*** Exercise materials ***

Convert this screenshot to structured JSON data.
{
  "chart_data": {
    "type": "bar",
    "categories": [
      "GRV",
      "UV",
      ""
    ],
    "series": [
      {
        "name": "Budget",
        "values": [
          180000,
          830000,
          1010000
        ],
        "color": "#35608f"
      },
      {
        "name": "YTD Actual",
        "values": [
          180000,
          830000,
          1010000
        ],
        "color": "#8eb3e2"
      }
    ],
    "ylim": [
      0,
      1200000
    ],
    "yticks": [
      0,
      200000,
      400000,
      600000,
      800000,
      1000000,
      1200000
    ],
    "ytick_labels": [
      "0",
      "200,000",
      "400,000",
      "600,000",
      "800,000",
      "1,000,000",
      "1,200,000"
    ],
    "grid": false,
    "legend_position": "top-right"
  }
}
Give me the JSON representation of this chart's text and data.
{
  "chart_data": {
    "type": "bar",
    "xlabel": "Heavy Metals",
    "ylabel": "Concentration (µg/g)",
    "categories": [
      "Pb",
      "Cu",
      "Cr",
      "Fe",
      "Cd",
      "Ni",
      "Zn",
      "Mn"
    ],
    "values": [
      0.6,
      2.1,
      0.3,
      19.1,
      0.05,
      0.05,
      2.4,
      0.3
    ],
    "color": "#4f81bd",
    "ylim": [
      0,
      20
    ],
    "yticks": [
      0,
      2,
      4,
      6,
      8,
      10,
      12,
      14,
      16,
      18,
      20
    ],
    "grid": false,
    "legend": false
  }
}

***

What you need to do
Repeat the data verbatim.

Answer to the task
Convert this screenshot to structured JSON data.
{
  "chart_data": {
    "type": "bar",
    "categories": [
      "GRV",
      "UV",
      ""
    ],
    "series": [
      {
        "name": "Budget",
        "values": [
          180000,
          830000,
          1010000
        ],
        "color": "#35608f"
      },
      {
        "name": "YTD Actual",
        "values": [
          180000,
          830000,
          1010000
        ],
        "color": "#8eb3e2"
      }
    ],
    "ylim": [
      0,
      1200000
    ],
    "yticks": [
      0,
      200000,
      400000,
      600000,
      800000,
      1000000,
      1200000
    ],
    "ytick_labels": [
      "0",
      "200,000",
      "400,000",
      "600,000",
      "800,000",
      "1,000,000",
      "1,200,000"
    ],
    "grid": false,
    "legend_position": "top-right"
  }
}
Give me the JSON representation of this chart's text and data.
{
  "chart_data": {
    "type": "bar",
    "xlabel": "Heavy Metals",
    "ylabel": "Concentration (µg/g)",
    "categories": [
      "Pb",
      "Cu",
      "Cr",
      "Fe",
      "Cd",
      "Ni",
      "Zn",
      "Mn"
    ],
    "values": [
      0.6,
      2.1,
      0.3,
      19.1,
      0.05,
      0.05,
      2.4,
      0.3
    ],
    "color": "#4f81bd",
    "ylim": [
      0,
      20
    ],
    "yticks": [
      0,
      2,
      4,
      6,
      8,
      10,
      12,
      14,
      16,
      18,
      20
    ],
    "grid": false,
    "legend": false
  }
}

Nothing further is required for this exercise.